— START —
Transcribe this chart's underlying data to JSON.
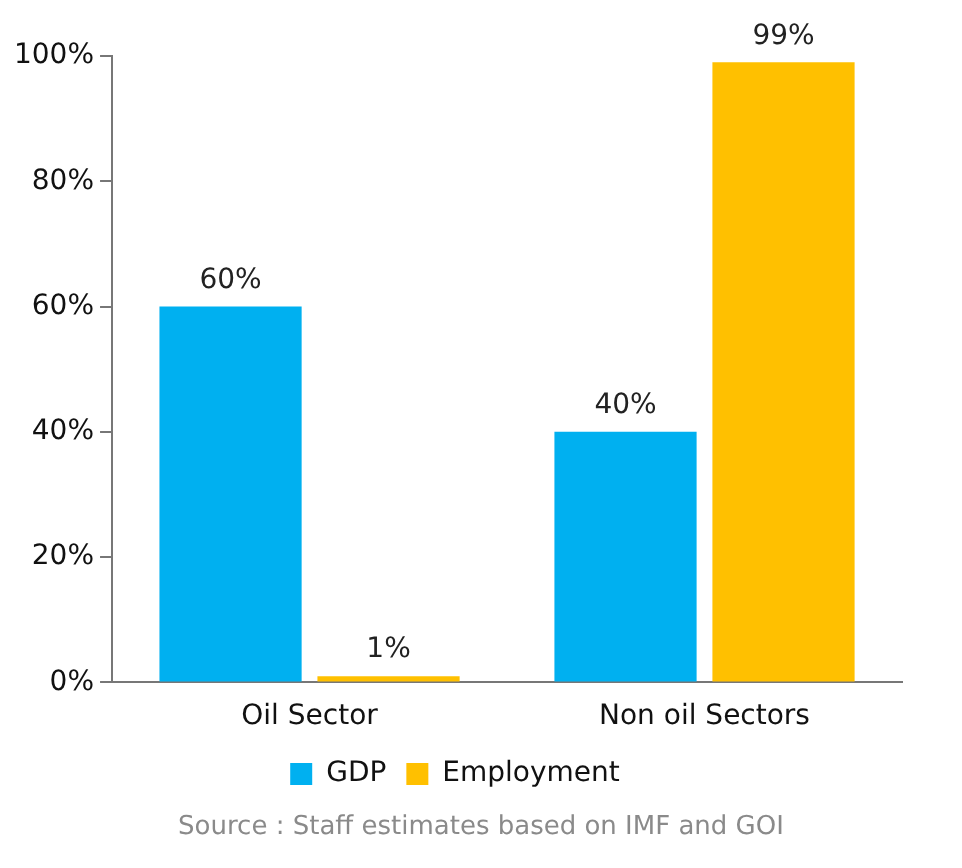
{
  "chart_data": {
    "type": "bar",
    "categories": [
      "Oil Sector",
      "Non oil Sectors"
    ],
    "series": [
      {
        "name": "GDP",
        "color": "#00b0f0",
        "values": [
          60,
          40
        ],
        "value_labels": [
          "60%",
          "40%"
        ]
      },
      {
        "name": "Employment",
        "color": "#ffc000",
        "values": [
          1,
          99
        ],
        "value_labels": [
          "1%",
          "99%"
        ]
      }
    ],
    "ylim": [
      0,
      100
    ],
    "yticks": [
      {
        "value": 0,
        "label": "0%"
      },
      {
        "value": 20,
        "label": "20%"
      },
      {
        "value": 40,
        "label": "40%"
      },
      {
        "value": 60,
        "label": "60%"
      },
      {
        "value": 80,
        "label": "80%"
      },
      {
        "value": 100,
        "label": "100%"
      }
    ],
    "grid": false,
    "legend": "bottom",
    "annotations": [
      "Source : Staff estimates based on IMF and GOI"
    ]
  }
}
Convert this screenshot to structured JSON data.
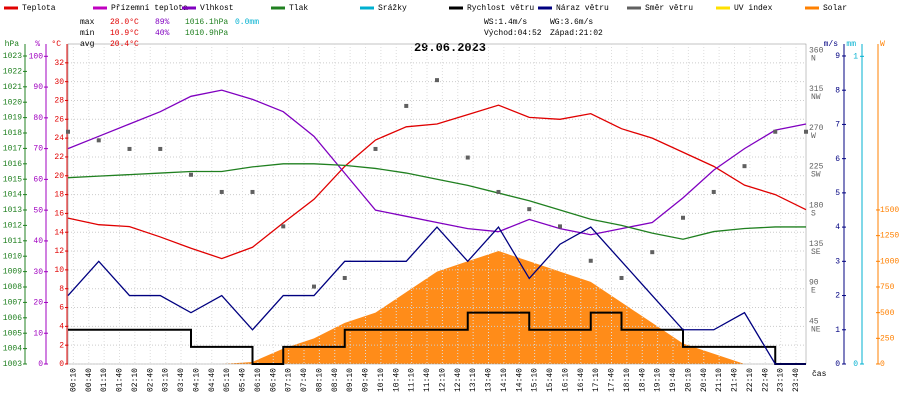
— END —
Word for word, quote the full listing, omitting every picture.

Task response =>
Transcribe this chart's underlying data to JSON.
{
  "chart_data": {
    "type": "bar",
    "categories": [
      "Oil Sector",
      "Non oil Sectors"
    ],
    "series": [
      {
        "name": "GDP",
        "color": "#00b0f0",
        "values": [
          60,
          40
        ],
        "value_labels": [
          "60%",
          "40%"
        ]
      },
      {
        "name": "Employment",
        "color": "#ffc000",
        "values": [
          1,
          99
        ],
        "value_labels": [
          "1%",
          "99%"
        ]
      }
    ],
    "ylim": [
      0,
      100
    ],
    "yticks": [
      {
        "value": 0,
        "label": "0%"
      },
      {
        "value": 20,
        "label": "20%"
      },
      {
        "value": 40,
        "label": "40%"
      },
      {
        "value": 60,
        "label": "60%"
      },
      {
        "value": 80,
        "label": "80%"
      },
      {
        "value": 100,
        "label": "100%"
      }
    ],
    "grid": false,
    "legend": "bottom",
    "annotations": [
      "Source : Staff estimates based on IMF and GOI"
    ]
  }
}
Convert this screenshot to structured JSON data.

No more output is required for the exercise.